Records about charts and figures
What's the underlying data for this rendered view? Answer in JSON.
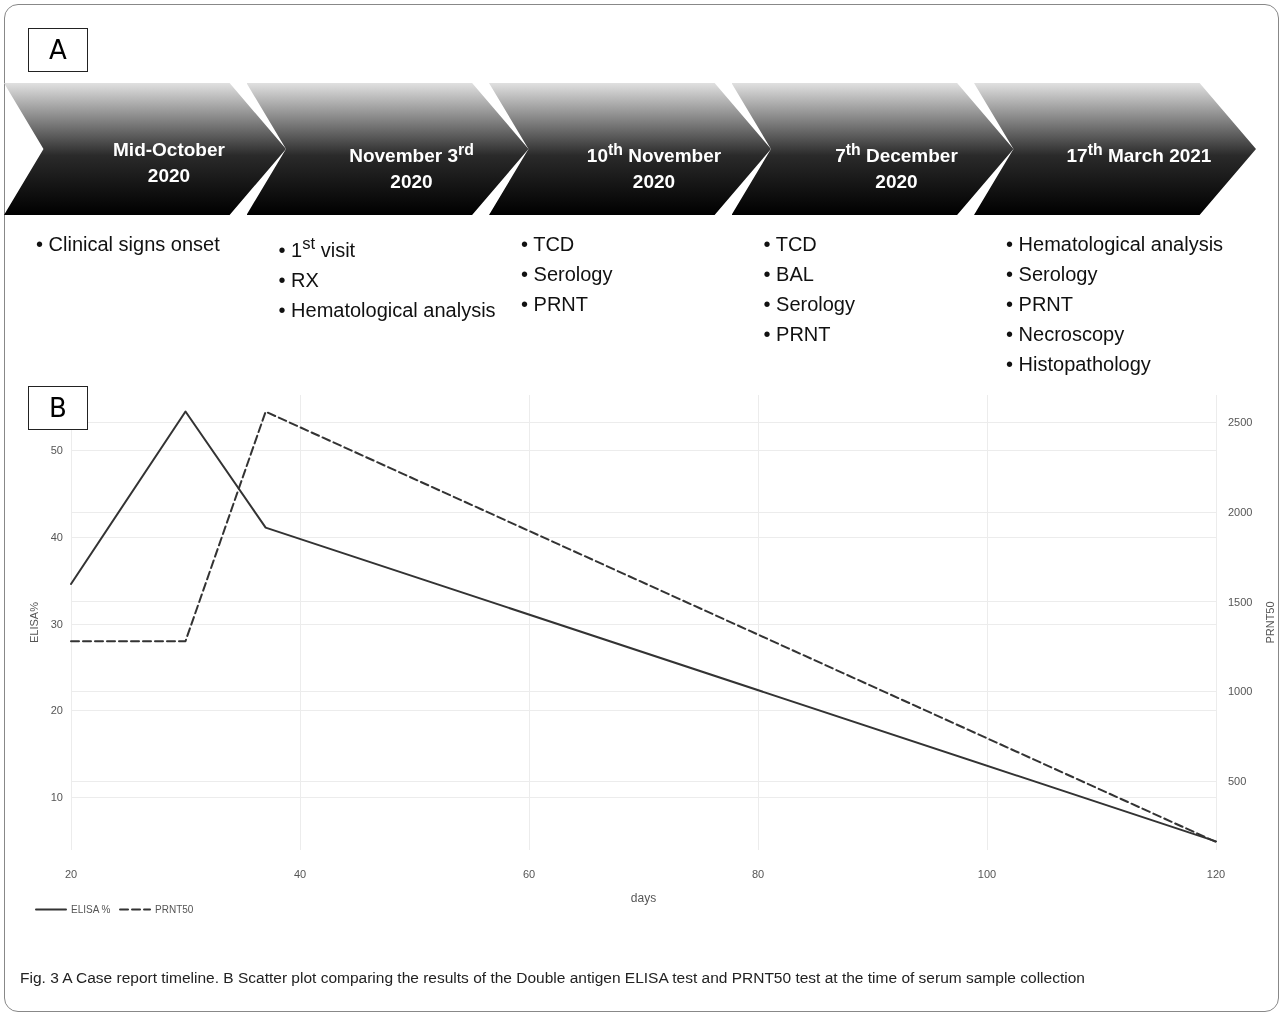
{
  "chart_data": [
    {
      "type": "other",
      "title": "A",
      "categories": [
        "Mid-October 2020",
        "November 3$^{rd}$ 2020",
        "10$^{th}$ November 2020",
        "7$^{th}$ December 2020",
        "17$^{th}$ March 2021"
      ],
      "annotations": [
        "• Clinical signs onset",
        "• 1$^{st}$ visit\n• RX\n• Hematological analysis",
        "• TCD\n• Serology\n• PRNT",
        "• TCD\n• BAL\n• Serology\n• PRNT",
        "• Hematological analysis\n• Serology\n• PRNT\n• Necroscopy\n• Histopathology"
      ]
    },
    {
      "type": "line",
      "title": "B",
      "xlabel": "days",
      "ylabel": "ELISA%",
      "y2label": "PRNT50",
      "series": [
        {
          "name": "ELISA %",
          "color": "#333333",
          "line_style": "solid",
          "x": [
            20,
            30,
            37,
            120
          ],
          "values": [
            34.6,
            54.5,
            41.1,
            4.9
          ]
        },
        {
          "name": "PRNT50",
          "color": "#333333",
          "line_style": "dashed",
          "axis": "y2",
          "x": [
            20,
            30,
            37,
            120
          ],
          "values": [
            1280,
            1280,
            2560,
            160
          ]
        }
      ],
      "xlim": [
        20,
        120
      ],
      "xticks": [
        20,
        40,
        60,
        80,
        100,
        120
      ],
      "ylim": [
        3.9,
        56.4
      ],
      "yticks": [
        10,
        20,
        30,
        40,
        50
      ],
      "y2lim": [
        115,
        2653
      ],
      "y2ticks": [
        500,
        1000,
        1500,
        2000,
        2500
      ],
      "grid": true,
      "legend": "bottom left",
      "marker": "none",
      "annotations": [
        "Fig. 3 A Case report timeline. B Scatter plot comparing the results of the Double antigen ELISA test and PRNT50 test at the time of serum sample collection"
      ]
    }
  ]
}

_What the task requires_
Return all of the data exactly as written, and drop the pictures.

_Complete answer_
What's the underlying data for this rendered view? Answer in JSON.
{
  "chart_data": [
    {
      "type": "other",
      "title": "A",
      "categories": [
        "Mid-October 2020",
        "November 3$^{rd}$ 2020",
        "10$^{th}$ November 2020",
        "7$^{th}$ December 2020",
        "17$^{th}$ March 2021"
      ],
      "annotations": [
        "• Clinical signs onset",
        "• 1$^{st}$ visit\n• RX\n• Hematological analysis",
        "• TCD\n• Serology\n• PRNT",
        "• TCD\n• BAL\n• Serology\n• PRNT",
        "• Hematological analysis\n• Serology\n• PRNT\n• Necroscopy\n• Histopathology"
      ]
    },
    {
      "type": "line",
      "title": "B",
      "xlabel": "days",
      "ylabel": "ELISA%",
      "y2label": "PRNT50",
      "series": [
        {
          "name": "ELISA %",
          "color": "#333333",
          "line_style": "solid",
          "x": [
            20,
            30,
            37,
            120
          ],
          "values": [
            34.6,
            54.5,
            41.1,
            4.9
          ]
        },
        {
          "name": "PRNT50",
          "color": "#333333",
          "line_style": "dashed",
          "axis": "y2",
          "x": [
            20,
            30,
            37,
            120
          ],
          "values": [
            1280,
            1280,
            2560,
            160
          ]
        }
      ],
      "xlim": [
        20,
        120
      ],
      "xticks": [
        20,
        40,
        60,
        80,
        100,
        120
      ],
      "ylim": [
        3.9,
        56.4
      ],
      "yticks": [
        10,
        20,
        30,
        40,
        50
      ],
      "y2lim": [
        115,
        2653
      ],
      "y2ticks": [
        500,
        1000,
        1500,
        2000,
        2500
      ],
      "grid": true,
      "legend": "bottom left",
      "marker": "none",
      "annotations": [
        "Fig. 3 A Case report timeline. B Scatter plot comparing the results of the Double antigen ELISA test and PRNT50 test at the time of serum sample collection"
      ]
    }
  ]
}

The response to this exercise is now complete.